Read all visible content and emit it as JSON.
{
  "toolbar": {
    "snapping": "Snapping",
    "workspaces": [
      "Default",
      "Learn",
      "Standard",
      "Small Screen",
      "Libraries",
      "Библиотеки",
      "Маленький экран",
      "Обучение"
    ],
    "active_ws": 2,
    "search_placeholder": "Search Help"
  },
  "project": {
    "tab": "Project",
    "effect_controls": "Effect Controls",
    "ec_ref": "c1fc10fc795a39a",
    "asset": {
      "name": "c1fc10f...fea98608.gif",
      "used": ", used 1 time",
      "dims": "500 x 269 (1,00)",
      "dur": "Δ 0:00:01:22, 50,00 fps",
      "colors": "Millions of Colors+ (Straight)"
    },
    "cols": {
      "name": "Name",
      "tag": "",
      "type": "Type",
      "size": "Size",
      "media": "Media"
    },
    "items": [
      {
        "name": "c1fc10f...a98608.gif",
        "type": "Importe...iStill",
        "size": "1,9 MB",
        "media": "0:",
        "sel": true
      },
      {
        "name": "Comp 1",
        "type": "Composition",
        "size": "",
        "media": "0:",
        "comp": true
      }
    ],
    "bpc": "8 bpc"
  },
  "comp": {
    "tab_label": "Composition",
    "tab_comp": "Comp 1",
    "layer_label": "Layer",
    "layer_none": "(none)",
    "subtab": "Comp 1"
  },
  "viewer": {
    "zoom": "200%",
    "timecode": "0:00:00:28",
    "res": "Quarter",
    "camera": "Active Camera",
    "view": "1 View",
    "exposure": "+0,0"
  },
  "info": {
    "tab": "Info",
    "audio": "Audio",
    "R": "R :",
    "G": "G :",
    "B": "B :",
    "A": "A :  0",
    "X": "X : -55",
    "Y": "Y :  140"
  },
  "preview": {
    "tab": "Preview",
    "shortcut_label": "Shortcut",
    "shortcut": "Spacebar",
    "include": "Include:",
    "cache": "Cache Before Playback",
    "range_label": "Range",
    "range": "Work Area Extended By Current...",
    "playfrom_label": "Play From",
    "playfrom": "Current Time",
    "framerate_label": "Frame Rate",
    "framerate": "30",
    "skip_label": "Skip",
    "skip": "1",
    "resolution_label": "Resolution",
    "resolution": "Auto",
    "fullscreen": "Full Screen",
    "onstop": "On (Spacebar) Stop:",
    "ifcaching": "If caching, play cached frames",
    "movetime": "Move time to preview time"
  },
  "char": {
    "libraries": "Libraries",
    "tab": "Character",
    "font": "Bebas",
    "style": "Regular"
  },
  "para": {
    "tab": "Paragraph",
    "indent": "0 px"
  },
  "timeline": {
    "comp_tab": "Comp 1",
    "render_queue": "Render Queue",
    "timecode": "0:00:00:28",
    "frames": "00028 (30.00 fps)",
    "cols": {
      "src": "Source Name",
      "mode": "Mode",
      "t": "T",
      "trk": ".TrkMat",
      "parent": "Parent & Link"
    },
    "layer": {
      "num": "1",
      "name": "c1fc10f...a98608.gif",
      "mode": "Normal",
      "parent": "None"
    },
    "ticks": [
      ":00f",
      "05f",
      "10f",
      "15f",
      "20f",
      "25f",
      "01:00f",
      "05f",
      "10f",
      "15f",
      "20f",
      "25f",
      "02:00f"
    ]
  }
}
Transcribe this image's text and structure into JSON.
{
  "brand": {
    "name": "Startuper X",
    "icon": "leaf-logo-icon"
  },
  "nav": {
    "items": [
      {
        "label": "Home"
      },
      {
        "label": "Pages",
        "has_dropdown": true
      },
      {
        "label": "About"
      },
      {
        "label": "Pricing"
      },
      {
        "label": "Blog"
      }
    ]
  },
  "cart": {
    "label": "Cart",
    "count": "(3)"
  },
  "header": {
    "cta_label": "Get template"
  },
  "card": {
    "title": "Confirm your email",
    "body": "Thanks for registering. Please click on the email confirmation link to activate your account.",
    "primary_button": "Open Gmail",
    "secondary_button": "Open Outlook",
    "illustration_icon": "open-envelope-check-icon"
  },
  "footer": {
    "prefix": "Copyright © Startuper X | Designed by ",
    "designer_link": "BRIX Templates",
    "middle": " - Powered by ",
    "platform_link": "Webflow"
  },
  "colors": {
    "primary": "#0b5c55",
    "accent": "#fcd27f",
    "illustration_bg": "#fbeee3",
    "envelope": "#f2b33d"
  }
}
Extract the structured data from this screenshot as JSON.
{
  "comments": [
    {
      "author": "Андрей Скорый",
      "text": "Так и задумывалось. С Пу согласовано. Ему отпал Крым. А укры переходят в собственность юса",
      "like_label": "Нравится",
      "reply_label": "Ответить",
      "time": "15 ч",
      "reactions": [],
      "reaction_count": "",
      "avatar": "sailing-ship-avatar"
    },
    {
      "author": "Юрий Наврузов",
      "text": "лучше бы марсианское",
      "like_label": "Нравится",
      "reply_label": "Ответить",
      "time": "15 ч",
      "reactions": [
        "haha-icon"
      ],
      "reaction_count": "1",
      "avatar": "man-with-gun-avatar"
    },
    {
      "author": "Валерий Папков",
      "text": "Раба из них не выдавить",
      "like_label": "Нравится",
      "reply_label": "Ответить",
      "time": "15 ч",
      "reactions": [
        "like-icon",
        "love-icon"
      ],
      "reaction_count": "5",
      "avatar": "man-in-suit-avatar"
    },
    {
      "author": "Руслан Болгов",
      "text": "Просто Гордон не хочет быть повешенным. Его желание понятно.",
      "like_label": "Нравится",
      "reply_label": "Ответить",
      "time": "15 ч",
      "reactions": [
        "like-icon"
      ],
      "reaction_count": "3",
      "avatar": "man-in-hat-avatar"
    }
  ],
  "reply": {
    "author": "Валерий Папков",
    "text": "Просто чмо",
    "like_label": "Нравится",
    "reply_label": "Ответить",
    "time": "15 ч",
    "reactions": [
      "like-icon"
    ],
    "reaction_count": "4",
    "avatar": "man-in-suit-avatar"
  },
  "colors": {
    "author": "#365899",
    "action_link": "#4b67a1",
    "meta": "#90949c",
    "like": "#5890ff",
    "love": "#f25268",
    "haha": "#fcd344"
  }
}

------------------------------------

Pick out every line holding the string "Папков" and return it.

      "author": "Валерий Папков",
    "author": "Валерий Папков",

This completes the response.